[Items from a dataset]
* * * * * * *

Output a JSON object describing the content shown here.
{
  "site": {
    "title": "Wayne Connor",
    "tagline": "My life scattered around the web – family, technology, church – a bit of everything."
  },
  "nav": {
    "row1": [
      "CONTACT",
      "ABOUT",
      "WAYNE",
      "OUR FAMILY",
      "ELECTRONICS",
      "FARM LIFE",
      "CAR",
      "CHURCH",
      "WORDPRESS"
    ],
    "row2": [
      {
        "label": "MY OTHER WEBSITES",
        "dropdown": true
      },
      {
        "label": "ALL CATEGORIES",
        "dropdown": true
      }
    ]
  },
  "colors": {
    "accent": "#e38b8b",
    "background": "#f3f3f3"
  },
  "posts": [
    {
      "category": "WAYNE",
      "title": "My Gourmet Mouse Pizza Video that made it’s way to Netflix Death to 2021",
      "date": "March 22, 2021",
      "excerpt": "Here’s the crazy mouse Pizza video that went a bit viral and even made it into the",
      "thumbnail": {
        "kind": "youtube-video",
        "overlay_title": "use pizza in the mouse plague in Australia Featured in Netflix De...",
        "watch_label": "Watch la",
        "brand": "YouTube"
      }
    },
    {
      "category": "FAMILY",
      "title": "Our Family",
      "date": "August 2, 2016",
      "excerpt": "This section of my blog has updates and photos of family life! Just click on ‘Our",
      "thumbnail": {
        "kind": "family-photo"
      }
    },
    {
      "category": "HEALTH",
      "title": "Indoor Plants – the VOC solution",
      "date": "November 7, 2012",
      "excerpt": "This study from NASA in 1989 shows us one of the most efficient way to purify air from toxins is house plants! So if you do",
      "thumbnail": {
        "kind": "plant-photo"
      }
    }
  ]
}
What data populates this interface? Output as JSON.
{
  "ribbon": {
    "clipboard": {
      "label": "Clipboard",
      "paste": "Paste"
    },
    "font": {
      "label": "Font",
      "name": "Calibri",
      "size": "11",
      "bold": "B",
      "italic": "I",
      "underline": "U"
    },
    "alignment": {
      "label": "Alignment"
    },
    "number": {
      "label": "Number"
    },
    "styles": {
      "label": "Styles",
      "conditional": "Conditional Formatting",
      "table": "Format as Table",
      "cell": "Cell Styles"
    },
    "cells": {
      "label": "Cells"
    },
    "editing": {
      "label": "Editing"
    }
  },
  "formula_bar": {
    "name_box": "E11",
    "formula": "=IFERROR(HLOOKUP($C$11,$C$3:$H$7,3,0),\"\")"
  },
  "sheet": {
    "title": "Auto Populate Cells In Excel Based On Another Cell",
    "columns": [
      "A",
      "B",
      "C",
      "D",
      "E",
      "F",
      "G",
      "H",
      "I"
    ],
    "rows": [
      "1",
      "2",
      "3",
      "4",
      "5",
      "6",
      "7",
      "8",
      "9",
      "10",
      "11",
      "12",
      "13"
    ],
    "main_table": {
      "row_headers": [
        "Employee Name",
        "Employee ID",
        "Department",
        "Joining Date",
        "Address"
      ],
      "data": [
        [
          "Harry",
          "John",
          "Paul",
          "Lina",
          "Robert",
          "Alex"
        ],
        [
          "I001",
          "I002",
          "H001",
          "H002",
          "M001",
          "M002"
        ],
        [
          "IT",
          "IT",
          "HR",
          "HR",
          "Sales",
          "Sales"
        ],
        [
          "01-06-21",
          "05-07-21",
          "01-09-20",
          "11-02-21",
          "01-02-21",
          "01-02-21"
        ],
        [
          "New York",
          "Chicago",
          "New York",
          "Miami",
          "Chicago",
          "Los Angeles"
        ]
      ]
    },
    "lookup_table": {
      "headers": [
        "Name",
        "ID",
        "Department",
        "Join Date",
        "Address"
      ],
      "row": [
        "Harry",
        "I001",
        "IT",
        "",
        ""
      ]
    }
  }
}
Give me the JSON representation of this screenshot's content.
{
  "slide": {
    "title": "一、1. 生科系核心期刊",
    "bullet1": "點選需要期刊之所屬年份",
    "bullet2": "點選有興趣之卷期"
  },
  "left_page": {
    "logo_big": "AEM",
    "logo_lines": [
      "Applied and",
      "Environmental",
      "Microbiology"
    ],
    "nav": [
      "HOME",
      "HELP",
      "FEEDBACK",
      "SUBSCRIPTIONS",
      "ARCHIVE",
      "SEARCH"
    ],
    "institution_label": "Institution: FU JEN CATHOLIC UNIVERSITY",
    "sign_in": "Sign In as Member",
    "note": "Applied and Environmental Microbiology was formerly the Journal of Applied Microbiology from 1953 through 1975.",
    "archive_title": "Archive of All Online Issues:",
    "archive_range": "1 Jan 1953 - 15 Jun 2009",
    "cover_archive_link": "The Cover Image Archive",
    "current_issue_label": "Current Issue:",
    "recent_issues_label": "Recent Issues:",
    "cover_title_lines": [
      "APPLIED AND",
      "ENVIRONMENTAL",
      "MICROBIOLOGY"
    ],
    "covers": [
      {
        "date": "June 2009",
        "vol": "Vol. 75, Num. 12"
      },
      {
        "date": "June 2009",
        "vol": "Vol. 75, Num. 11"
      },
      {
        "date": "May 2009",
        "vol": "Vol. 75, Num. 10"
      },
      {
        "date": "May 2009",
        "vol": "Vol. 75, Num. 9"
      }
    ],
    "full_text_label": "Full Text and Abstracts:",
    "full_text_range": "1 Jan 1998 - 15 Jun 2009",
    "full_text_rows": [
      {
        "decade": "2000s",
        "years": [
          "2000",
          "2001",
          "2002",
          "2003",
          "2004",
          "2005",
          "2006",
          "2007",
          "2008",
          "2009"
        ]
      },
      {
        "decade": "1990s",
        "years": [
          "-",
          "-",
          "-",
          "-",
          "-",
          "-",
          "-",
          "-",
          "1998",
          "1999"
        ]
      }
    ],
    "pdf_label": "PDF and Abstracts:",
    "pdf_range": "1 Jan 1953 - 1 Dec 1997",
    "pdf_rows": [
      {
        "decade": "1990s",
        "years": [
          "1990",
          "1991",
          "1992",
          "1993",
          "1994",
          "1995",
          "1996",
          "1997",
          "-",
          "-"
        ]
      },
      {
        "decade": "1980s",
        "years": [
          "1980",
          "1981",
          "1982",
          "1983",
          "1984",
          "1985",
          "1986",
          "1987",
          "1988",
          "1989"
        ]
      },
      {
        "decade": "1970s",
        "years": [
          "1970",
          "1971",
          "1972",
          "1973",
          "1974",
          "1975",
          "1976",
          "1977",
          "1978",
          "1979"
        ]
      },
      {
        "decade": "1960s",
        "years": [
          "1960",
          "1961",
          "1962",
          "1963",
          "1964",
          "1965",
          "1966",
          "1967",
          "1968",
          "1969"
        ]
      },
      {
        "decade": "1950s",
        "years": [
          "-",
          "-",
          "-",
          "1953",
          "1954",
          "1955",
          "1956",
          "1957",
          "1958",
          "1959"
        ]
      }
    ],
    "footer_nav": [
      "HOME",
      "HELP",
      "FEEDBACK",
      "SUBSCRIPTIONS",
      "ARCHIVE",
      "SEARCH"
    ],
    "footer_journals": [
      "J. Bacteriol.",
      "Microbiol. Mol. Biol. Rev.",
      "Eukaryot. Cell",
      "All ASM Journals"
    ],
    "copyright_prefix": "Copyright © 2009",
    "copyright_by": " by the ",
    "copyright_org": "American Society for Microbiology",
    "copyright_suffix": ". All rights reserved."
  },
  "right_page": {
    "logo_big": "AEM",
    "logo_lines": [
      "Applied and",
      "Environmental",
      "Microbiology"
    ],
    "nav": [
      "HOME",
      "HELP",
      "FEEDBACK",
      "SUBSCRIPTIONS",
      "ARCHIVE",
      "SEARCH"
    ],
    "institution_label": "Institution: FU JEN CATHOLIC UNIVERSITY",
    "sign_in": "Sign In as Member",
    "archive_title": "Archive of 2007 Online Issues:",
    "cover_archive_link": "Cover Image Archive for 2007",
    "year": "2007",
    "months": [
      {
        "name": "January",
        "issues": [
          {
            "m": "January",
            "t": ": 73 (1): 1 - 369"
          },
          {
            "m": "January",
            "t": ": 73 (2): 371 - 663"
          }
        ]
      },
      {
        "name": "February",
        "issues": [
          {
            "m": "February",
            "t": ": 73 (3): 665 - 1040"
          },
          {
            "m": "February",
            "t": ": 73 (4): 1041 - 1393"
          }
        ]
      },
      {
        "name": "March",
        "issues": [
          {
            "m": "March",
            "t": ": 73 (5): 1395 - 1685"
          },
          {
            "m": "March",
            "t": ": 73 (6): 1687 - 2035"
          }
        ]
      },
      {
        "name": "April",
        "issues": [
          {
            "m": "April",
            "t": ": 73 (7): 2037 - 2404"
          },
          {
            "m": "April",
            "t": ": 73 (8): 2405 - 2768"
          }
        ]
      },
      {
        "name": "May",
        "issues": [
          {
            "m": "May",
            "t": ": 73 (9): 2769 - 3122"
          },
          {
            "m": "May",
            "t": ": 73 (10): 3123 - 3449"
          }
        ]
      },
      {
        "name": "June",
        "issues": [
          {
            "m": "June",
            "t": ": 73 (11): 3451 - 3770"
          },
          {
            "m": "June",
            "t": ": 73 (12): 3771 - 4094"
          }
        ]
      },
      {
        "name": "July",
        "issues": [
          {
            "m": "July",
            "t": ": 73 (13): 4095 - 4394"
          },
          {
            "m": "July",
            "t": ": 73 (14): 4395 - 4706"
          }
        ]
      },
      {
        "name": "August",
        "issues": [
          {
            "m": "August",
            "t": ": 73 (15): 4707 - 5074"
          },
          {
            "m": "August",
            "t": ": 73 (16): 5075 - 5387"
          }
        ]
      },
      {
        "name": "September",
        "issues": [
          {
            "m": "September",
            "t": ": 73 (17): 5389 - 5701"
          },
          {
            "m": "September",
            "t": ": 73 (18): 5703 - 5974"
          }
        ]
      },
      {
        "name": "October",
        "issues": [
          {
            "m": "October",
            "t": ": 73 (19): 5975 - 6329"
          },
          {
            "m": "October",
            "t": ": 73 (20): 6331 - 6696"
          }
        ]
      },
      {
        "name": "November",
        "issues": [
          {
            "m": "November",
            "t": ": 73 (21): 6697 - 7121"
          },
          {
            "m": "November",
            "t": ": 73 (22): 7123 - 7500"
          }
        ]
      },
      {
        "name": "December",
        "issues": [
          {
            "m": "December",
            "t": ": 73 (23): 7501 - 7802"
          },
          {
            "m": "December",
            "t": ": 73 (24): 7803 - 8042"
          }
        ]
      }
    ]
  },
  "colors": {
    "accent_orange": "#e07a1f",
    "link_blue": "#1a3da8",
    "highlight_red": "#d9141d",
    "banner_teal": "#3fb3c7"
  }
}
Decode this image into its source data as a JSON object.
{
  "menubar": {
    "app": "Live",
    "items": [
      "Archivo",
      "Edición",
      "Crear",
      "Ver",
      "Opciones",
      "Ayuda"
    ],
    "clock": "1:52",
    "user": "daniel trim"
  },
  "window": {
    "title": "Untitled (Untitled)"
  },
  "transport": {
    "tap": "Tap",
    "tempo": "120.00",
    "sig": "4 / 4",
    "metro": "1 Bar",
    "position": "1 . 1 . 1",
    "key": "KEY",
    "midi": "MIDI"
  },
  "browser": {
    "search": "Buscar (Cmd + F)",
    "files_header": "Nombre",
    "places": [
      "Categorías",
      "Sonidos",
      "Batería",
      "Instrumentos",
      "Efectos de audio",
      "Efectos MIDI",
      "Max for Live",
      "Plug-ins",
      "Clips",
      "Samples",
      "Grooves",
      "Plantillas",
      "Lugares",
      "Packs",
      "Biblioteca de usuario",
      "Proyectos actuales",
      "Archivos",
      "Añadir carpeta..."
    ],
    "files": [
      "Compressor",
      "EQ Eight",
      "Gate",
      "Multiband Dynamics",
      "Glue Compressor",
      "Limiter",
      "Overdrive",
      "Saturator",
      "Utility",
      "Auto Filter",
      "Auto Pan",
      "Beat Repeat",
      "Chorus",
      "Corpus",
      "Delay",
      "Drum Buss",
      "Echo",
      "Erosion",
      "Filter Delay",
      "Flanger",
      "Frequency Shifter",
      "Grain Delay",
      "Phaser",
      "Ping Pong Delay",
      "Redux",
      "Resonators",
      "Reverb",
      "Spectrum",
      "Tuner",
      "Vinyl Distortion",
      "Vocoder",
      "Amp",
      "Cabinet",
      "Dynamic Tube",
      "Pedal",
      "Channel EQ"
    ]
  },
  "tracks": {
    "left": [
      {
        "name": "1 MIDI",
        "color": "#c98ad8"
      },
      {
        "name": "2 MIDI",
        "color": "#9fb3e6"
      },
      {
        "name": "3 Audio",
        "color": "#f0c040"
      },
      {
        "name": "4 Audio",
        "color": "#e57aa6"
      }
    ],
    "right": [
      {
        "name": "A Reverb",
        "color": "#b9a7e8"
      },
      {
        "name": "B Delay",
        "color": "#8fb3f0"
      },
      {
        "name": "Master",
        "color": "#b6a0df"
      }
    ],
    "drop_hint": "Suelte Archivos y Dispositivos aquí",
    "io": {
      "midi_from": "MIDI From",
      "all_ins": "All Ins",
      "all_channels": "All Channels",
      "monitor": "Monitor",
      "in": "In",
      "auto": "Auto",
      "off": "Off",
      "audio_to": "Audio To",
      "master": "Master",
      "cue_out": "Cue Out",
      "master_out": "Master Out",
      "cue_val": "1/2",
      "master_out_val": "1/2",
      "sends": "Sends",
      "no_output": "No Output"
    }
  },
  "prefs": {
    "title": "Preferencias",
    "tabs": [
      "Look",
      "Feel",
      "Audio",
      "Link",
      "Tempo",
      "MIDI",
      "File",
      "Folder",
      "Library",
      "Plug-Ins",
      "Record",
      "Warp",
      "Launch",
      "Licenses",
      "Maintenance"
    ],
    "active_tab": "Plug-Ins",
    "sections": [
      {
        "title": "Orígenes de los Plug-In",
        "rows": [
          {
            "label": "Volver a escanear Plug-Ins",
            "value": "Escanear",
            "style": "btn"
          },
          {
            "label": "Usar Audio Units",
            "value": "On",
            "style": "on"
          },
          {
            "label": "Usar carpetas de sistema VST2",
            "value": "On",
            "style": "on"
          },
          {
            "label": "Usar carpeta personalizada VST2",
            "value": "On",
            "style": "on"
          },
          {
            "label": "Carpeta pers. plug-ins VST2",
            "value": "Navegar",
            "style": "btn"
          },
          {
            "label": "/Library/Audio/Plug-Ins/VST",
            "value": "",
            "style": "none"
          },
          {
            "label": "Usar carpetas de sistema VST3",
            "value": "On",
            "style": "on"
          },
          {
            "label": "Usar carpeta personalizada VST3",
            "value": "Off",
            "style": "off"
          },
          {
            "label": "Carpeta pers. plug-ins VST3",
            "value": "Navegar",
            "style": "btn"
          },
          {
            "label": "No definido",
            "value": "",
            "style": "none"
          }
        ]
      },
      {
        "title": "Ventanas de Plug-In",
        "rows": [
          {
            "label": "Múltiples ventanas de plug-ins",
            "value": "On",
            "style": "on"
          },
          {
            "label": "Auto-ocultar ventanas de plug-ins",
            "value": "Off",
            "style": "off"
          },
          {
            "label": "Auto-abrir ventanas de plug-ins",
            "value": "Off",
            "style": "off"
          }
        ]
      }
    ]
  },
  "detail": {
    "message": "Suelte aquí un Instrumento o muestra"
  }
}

* * * * * * *

== Work request ==
The word "kind" occurs on some lines of the data. Give the number of those lines only.

== Answer to this problem ==
3